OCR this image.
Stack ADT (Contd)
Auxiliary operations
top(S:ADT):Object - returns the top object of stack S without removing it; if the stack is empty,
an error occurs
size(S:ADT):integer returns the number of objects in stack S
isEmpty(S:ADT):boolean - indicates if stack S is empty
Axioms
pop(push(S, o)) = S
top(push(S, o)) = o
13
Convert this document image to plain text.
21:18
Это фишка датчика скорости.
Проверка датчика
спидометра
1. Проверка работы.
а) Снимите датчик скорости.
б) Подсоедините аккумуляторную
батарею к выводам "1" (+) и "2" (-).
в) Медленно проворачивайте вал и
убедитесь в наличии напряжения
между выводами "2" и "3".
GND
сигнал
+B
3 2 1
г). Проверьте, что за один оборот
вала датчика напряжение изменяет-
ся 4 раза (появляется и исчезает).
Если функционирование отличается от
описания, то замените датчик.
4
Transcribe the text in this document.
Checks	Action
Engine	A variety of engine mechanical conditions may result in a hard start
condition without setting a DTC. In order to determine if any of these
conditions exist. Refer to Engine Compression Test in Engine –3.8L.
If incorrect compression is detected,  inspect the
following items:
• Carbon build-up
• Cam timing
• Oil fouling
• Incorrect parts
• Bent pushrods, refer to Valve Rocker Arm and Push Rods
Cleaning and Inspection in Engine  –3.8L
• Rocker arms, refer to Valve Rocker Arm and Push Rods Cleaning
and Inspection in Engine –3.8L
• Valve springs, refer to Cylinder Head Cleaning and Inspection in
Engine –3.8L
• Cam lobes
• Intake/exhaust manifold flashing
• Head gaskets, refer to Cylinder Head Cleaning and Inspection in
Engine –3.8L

TASK DETAILS:
Please repeat the listing above in full and exactly.

FULL OUTPUT:
OCR this image.
Stack ADT (Contd)
Auxiliary operations
top(S:ADT):Object - returns the top object of stack S without removing it; if the stack is empty,
an error occurs
size(S:ADT):integer returns the number of objects in stack S
isEmpty(S:ADT):boolean - indicates if stack S is empty
Axioms
pop(push(S, o)) = S
top(push(S, o)) = o
13
Convert this document image to plain text.
21:18
Это фишка датчика скорости.
Проверка датчика
спидометра
1. Проверка работы.
а) Снимите датчик скорости.
б) Подсоедините аккумуляторную
батарею к выводам "1" (+) и "2" (-).
в) Медленно проворачивайте вал и
убедитесь в наличии напряжения
между выводами "2" и "3".
GND
сигнал
+B
3 2 1
г). Проверьте, что за один оборот
вала датчика напряжение изменяет-
ся 4 раза (появляется и исчезает).
Если функционирование отличается от
описания, то замените датчик.
4
Transcribe the text in this document.
Checks	Action
Engine	A variety of engine mechanical conditions may result in a hard start
condition without setting a DTC. In order to determine if any of these
conditions exist. Refer to Engine Compression Test in Engine –3.8L.
If incorrect compression is detected,  inspect the
following items:
• Carbon build-up
• Cam timing
• Oil fouling
• Incorrect parts
• Bent pushrods, refer to Valve Rocker Arm and Push Rods
Cleaning and Inspection in Engine  –3.8L
• Rocker arms, refer to Valve Rocker Arm and Push Rods Cleaning
and Inspection in Engine –3.8L
• Valve springs, refer to Cylinder Head Cleaning and Inspection in
Engine –3.8L
• Cam lobes
• Intake/exhaust manifold flashing
• Head gaskets, refer to Cylinder Head Cleaning and Inspection in
Engine –3.8L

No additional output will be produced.